Image region annotations:

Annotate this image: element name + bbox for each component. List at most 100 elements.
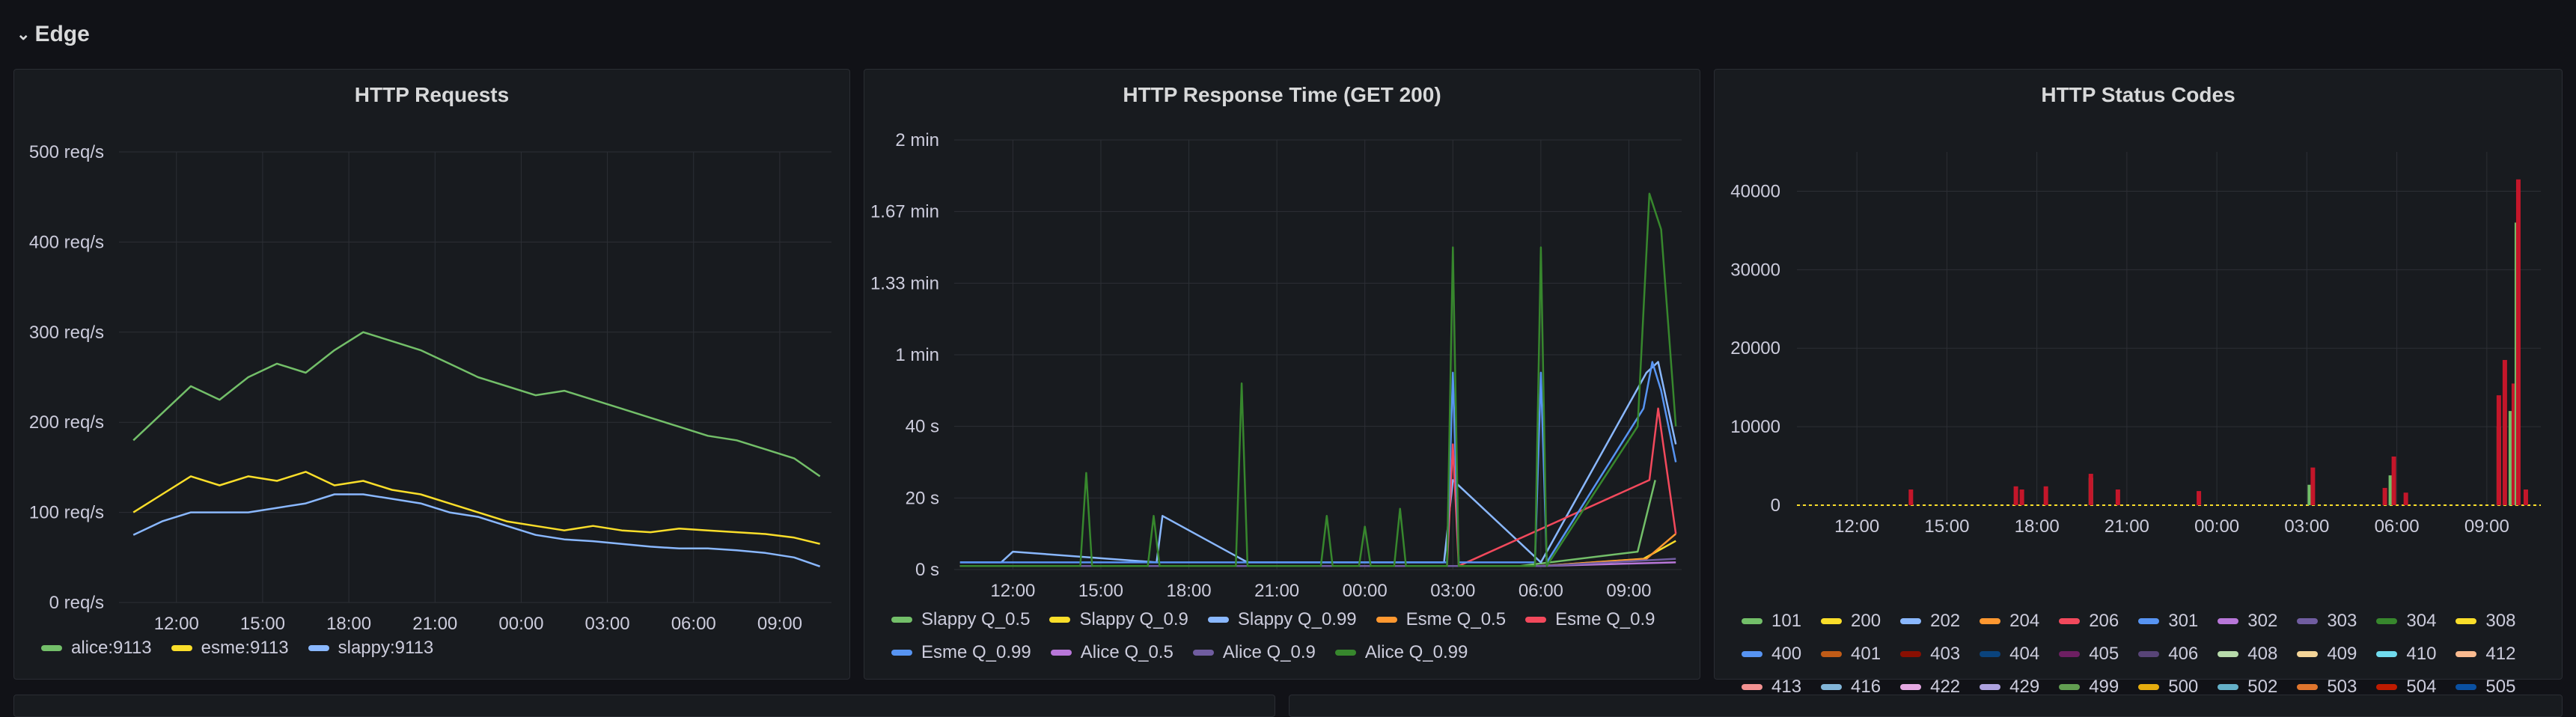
legend-item[interactable]: 505	[2456, 676, 2515, 698]
legend-item[interactable]: 308	[2456, 610, 2515, 632]
legend-label: slappy:9113	[338, 638, 434, 658]
row-collapse-toggle[interactable]: ⌄ Edge	[16, 16, 90, 52]
legend-swatch	[2059, 651, 2081, 657]
panel-http-response-time[interactable]: HTTP Response Time (GET 200) 0 s 20 s 40 s…	[864, 69, 1700, 680]
legend-item[interactable]: 504	[2376, 676, 2436, 698]
panel-http-requests[interactable]: HTTP Requests 0 req/s 100 req/s 200 req/s 3…	[13, 69, 850, 680]
legend-label: 400	[1771, 644, 1802, 664]
legend-item[interactable]: 101	[1742, 610, 1801, 632]
legend-item[interactable]: alice:9113	[41, 637, 152, 659]
http-response-time-chart: 0 s 20 s 40 s 1 min 1.33 min 1.67 min 2 min 12:…	[870, 130, 1682, 601]
legend-swatch	[1821, 684, 1843, 690]
legend-item[interactable]: 412	[2456, 643, 2515, 665]
legend-swatch	[2376, 618, 2398, 624]
series-line	[959, 361, 1677, 564]
legend-item[interactable]: 301	[2138, 610, 2198, 632]
x-tick-label: 18:00	[326, 614, 371, 634]
legend-item[interactable]: Esme Q_0.99	[891, 641, 1031, 664]
legend-item[interactable]: 303	[2297, 610, 2357, 632]
series-line	[132, 331, 821, 478]
legend-label: 500	[2168, 677, 2199, 697]
bar	[2502, 359, 2507, 505]
legend-label: 502	[2247, 677, 2278, 697]
bar	[2511, 383, 2516, 505]
x-tick-label: 06:00	[2375, 516, 2420, 537]
legend-swatch	[891, 617, 912, 623]
legend-item[interactable]: Slappy Q_0.99	[1207, 608, 1357, 631]
legend-label: Esme Q_0.99	[921, 642, 1031, 662]
legend-item[interactable]: 405	[2059, 643, 2119, 665]
y-tick-label: 2 min	[895, 130, 939, 150]
legend-swatch	[1049, 617, 1071, 623]
x-tick-label: 09:00	[757, 614, 802, 634]
legend-swatch	[2218, 684, 2239, 690]
y-tick-label: 0	[1771, 495, 1780, 516]
legend-swatch	[1742, 618, 1762, 624]
legend-item[interactable]: 200	[1821, 610, 1881, 632]
legend-swatch	[891, 650, 912, 656]
legend-swatch	[1900, 651, 1922, 657]
legend-item[interactable]: 502	[2218, 676, 2277, 698]
legend-label: 403	[1930, 644, 1961, 664]
legend-item[interactable]: Alice Q_0.5	[1050, 641, 1173, 664]
legend-label: Alice Q_0.99	[1364, 642, 1468, 662]
legend-label: 412	[2485, 644, 2516, 664]
x-tick-label: 00:00	[2194, 516, 2239, 537]
legend-item[interactable]: 401	[1821, 643, 1881, 665]
legend-item[interactable]: Esme Q_0.9	[1525, 608, 1655, 631]
legend-item[interactable]: 206	[2059, 610, 2119, 632]
legend-item[interactable]: 406	[2138, 643, 2198, 665]
legend-swatch	[1980, 618, 2001, 624]
legend-label: 416	[1851, 677, 1881, 697]
legend-item[interactable]: 500	[2138, 676, 2198, 698]
legend-item[interactable]: 416	[1821, 676, 1881, 698]
legend-label: 505	[2485, 677, 2516, 697]
legend-item[interactable]: 400	[1742, 643, 1801, 665]
legend-item[interactable]: Alice Q_0.99	[1334, 641, 1468, 664]
bar	[2197, 491, 2202, 505]
legend-item[interactable]: 410	[2376, 643, 2436, 665]
next-panel-edge	[1289, 695, 2563, 717]
x-tick-label: 15:00	[1924, 516, 1969, 537]
legend-item[interactable]: esme:9113	[171, 637, 289, 659]
legend-label: 304	[2406, 611, 2437, 631]
panel-http-status-codes[interactable]: HTTP Status Codes 0 10000 20000 30000 40000 1…	[1714, 69, 2563, 697]
y-tick-label: 40000	[1730, 181, 1780, 201]
chevron-down-icon: ⌄	[16, 25, 31, 43]
series-line	[132, 471, 820, 545]
legend-label: 206	[2089, 611, 2119, 631]
legend-item[interactable]: 204	[1980, 610, 2039, 632]
legend-item[interactable]: Alice Q_0.9	[1192, 641, 1316, 664]
legend-item[interactable]: 408	[2218, 643, 2277, 665]
x-tick-label: 00:00	[1343, 581, 1388, 601]
bar	[2043, 486, 2048, 505]
legend-item[interactable]: 422	[1900, 676, 1960, 698]
legend-item[interactable]: 413	[1742, 676, 1801, 698]
legend-label: 409	[2327, 644, 2357, 664]
legend-item[interactable]: slappy:9113	[308, 637, 434, 659]
legend: alice:9113 esme:9113 slappy:9113	[41, 637, 834, 659]
legend-item[interactable]: 409	[2297, 643, 2357, 665]
legend-swatch	[171, 645, 192, 651]
legend-label: 410	[2406, 644, 2437, 664]
legend-swatch	[41, 645, 62, 651]
x-tick-label: 00:00	[498, 614, 543, 634]
legend-item[interactable]: Slappy Q_0.5	[891, 608, 1030, 631]
legend-label: 406	[2168, 644, 2199, 664]
bar	[2391, 456, 2396, 505]
legend-item[interactable]: 202	[1900, 610, 1960, 632]
legend-item[interactable]: 304	[2376, 610, 2436, 632]
legend-item[interactable]: 302	[2218, 610, 2277, 632]
legend-item[interactable]: Slappy Q_0.9	[1049, 608, 1188, 631]
legend-item[interactable]: 499	[2059, 676, 2119, 698]
legend-item[interactable]: Esme Q_0.5	[1376, 608, 1506, 631]
legend-item[interactable]: 403	[1900, 643, 1960, 665]
legend-swatch	[2456, 618, 2477, 624]
series-line	[959, 533, 1677, 567]
bar	[1908, 489, 1914, 505]
legend-item[interactable]: 404	[1980, 643, 2039, 665]
bar	[2508, 411, 2513, 505]
legend-item[interactable]: 429	[1980, 676, 2039, 698]
legend-swatch	[1821, 618, 1843, 624]
legend-item[interactable]: 503	[2297, 676, 2357, 698]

## What you have to do
Reproduce every item above exactly, line for line, with the pictures omitted.

## Exercise response
Annotate this image: element name + bbox for each component. List at most 100 elements.
legend-item[interactable]: 505	[2456, 676, 2515, 698]
legend-item[interactable]: 308	[2456, 610, 2515, 632]
legend-label: slappy:9113	[338, 638, 434, 658]
row-collapse-toggle[interactable]: ⌄ Edge	[16, 16, 90, 52]
legend-swatch	[2059, 651, 2081, 657]
panel-http-response-time[interactable]: HTTP Response Time (GET 200) 0 s 20 s 40 s…	[864, 69, 1700, 680]
legend-item[interactable]: 504	[2376, 676, 2436, 698]
panel-http-requests[interactable]: HTTP Requests 0 req/s 100 req/s 200 req/s 3…	[13, 69, 850, 680]
legend-label: 400	[1771, 644, 1802, 664]
legend-item[interactable]: 101	[1742, 610, 1801, 632]
legend-item[interactable]: alice:9113	[41, 637, 152, 659]
http-response-time-chart: 0 s 20 s 40 s 1 min 1.33 min 1.67 min 2 min 12:…	[870, 130, 1682, 601]
legend-swatch	[1821, 684, 1843, 690]
legend-item[interactable]: 412	[2456, 643, 2515, 665]
legend-swatch	[2376, 618, 2398, 624]
series-line	[959, 361, 1677, 564]
legend-item[interactable]: 301	[2138, 610, 2198, 632]
x-tick-label: 18:00	[326, 614, 371, 634]
legend-item[interactable]: Esme Q_0.99	[891, 641, 1031, 664]
legend-item[interactable]: 303	[2297, 610, 2357, 632]
series-line	[132, 331, 821, 478]
legend-label: 500	[2168, 677, 2199, 697]
bar	[2502, 359, 2507, 505]
legend-label: 502	[2247, 677, 2278, 697]
bar	[2511, 383, 2516, 505]
x-tick-label: 06:00	[2375, 516, 2420, 537]
legend-swatch	[891, 617, 912, 623]
legend-item[interactable]: Slappy Q_0.99	[1207, 608, 1357, 631]
legend-label: Esme Q_0.99	[921, 642, 1031, 662]
legend-item[interactable]: 405	[2059, 643, 2119, 665]
y-tick-label: 2 min	[895, 130, 939, 150]
legend-swatch	[1049, 617, 1071, 623]
x-tick-label: 09:00	[757, 614, 802, 634]
legend-swatch	[2218, 684, 2239, 690]
y-tick-label: 0	[1771, 495, 1780, 516]
legend-swatch	[1742, 618, 1762, 624]
legend-item[interactable]: 200	[1821, 610, 1881, 632]
legend-swatch	[891, 650, 912, 656]
legend-swatch	[1900, 651, 1922, 657]
legend-item[interactable]: 502	[2218, 676, 2277, 698]
legend-label: 403	[1930, 644, 1961, 664]
legend-item[interactable]: Alice Q_0.5	[1050, 641, 1173, 664]
legend-label: Alice Q_0.99	[1364, 642, 1468, 662]
legend-label: 412	[2485, 644, 2516, 664]
x-tick-label: 00:00	[2194, 516, 2239, 537]
legend-item[interactable]: 401	[1821, 643, 1881, 665]
legend-item[interactable]: Esme Q_0.9	[1525, 608, 1655, 631]
legend-item[interactable]: 206	[2059, 610, 2119, 632]
legend-item[interactable]: 406	[2138, 643, 2198, 665]
legend-swatch	[1980, 618, 2001, 624]
legend-label: 416	[1851, 677, 1881, 697]
legend-item[interactable]: 500	[2138, 676, 2198, 698]
legend-item[interactable]: 416	[1821, 676, 1881, 698]
legend-label: 505	[2485, 677, 2516, 697]
legend-item[interactable]: 400	[1742, 643, 1801, 665]
legend-item[interactable]: Alice Q_0.99	[1334, 641, 1468, 664]
bar	[2197, 491, 2202, 505]
legend-item[interactable]: 410	[2376, 643, 2436, 665]
next-panel-edge	[1289, 695, 2563, 717]
x-tick-label: 15:00	[1924, 516, 1969, 537]
legend-item[interactable]: esme:9113	[171, 637, 289, 659]
legend-label: 304	[2406, 611, 2437, 631]
panel-http-status-codes[interactable]: HTTP Status Codes 0 10000 20000 30000 40000 1…	[1714, 69, 2563, 697]
y-tick-label: 40000	[1730, 181, 1780, 201]
chevron-down-icon: ⌄	[16, 25, 31, 43]
series-line	[132, 471, 820, 545]
legend-label: 206	[2089, 611, 2119, 631]
legend-item[interactable]: 204	[1980, 610, 2039, 632]
legend-item[interactable]: Alice Q_0.9	[1192, 641, 1316, 664]
legend-item[interactable]: 408	[2218, 643, 2277, 665]
x-tick-label: 00:00	[1343, 581, 1388, 601]
bar	[2043, 486, 2048, 505]
legend-item[interactable]: 422	[1900, 676, 1960, 698]
legend-item[interactable]: 413	[1742, 676, 1801, 698]
legend-label: 409	[2327, 644, 2357, 664]
legend-item[interactable]: slappy:9113	[308, 637, 434, 659]
legend: alice:9113 esme:9113 slappy:9113	[41, 637, 834, 659]
legend-item[interactable]: 409	[2297, 643, 2357, 665]
legend-swatch	[171, 645, 192, 651]
legend-label: 410	[2406, 644, 2437, 664]
legend-swatch	[41, 645, 62, 651]
x-tick-label: 00:00	[498, 614, 543, 634]
legend-item[interactable]: Slappy Q_0.5	[891, 608, 1030, 631]
legend-label: 406	[2168, 644, 2199, 664]
bar	[2391, 456, 2396, 505]
legend-item[interactable]: 202	[1900, 610, 1960, 632]
legend-item[interactable]: 304	[2376, 610, 2436, 632]
legend-item[interactable]: 302	[2218, 610, 2277, 632]
legend-item[interactable]: Slappy Q_0.9	[1049, 608, 1188, 631]
legend-item[interactable]: 499	[2059, 676, 2119, 698]
legend-item[interactable]: Esme Q_0.5	[1376, 608, 1506, 631]
legend-item[interactable]: 403	[1900, 643, 1960, 665]
legend-swatch	[2456, 618, 2477, 624]
series-line	[959, 533, 1677, 567]
bar	[1908, 489, 1914, 505]
legend-item[interactable]: 404	[1980, 643, 2039, 665]
bar	[2508, 411, 2513, 505]
legend-item[interactable]: 429	[1980, 676, 2039, 698]
legend-swatch	[1821, 618, 1843, 624]
legend-item[interactable]: 503	[2297, 676, 2357, 698]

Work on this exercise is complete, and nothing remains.